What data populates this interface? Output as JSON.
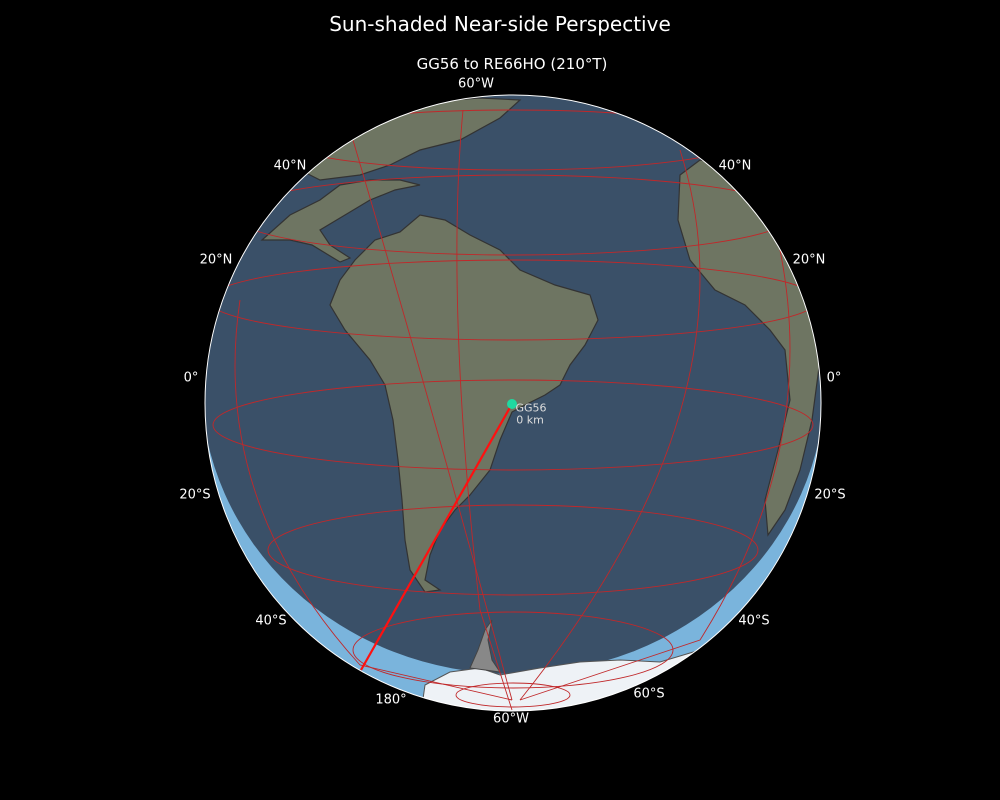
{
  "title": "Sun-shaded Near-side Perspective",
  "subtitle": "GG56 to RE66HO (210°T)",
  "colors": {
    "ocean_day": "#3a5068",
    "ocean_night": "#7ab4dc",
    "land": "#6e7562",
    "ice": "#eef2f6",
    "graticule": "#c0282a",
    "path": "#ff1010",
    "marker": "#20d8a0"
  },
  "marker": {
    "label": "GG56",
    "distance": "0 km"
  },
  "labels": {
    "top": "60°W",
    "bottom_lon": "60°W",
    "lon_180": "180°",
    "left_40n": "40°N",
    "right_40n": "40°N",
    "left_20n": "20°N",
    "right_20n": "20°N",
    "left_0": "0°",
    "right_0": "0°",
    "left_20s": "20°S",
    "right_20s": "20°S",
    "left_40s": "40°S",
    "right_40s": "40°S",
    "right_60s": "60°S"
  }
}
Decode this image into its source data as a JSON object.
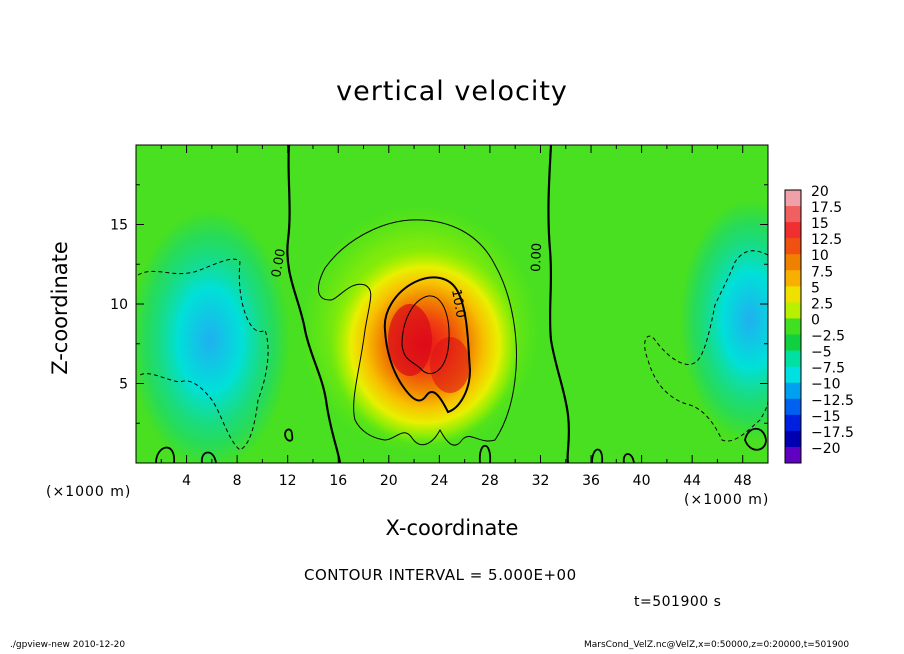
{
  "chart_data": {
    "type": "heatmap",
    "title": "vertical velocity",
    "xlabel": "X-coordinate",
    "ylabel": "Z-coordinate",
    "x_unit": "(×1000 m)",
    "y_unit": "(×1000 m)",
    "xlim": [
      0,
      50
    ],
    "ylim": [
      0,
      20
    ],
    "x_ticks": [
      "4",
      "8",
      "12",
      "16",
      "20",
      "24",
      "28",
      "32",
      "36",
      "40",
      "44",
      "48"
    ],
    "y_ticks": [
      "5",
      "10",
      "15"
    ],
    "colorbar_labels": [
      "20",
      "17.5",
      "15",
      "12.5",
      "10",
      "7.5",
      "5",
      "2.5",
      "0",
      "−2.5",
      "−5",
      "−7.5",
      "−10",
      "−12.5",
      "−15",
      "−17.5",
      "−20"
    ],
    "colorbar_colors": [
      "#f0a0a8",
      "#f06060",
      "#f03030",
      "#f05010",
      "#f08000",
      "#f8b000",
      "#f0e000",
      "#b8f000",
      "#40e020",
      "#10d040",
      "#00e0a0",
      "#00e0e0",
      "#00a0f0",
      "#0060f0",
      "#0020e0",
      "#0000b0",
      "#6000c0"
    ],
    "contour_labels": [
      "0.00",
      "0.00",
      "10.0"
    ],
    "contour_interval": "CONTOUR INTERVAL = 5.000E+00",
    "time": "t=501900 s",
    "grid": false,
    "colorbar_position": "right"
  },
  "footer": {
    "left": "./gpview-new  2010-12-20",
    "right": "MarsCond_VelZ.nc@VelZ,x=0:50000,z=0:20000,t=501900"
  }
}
● ● ● ●
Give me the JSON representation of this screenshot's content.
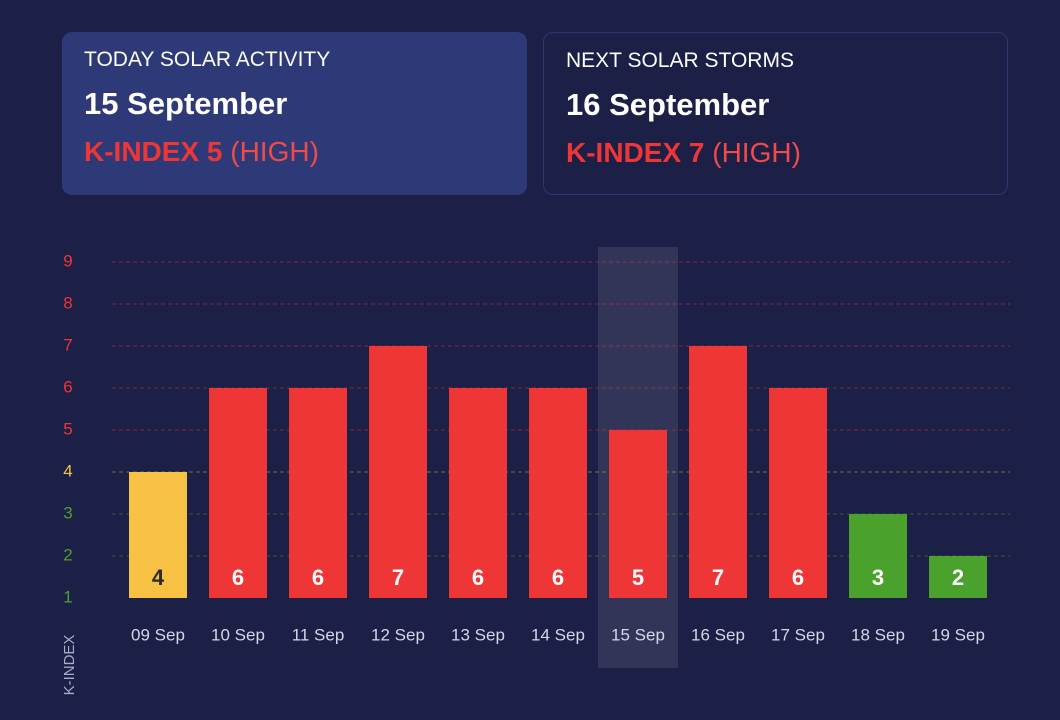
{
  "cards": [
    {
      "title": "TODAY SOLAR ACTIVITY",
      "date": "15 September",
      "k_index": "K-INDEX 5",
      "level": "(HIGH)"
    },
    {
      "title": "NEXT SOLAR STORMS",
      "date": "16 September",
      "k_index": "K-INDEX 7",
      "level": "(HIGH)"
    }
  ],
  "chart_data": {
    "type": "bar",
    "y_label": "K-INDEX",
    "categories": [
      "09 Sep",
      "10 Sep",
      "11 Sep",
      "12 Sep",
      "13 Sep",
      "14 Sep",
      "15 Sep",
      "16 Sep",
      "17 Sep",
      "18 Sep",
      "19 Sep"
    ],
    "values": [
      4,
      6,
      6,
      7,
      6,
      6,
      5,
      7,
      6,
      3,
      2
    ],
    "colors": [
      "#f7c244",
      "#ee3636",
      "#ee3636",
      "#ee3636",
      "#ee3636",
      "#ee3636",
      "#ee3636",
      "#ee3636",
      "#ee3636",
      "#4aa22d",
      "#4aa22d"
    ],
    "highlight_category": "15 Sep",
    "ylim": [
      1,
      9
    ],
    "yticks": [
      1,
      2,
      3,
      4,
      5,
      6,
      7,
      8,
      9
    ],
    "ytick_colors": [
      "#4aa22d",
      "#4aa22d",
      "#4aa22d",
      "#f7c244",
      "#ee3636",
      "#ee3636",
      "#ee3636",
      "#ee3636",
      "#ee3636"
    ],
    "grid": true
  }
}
● ● ● ●
- YOUR GOAL -
Leave out every line without the string "INDEX" and copy the rest.

- RESULT OF THE TASK -
      "k_index": "K-INDEX 5",
      "k_index": "K-INDEX 7",
    "y_label": "K-INDEX",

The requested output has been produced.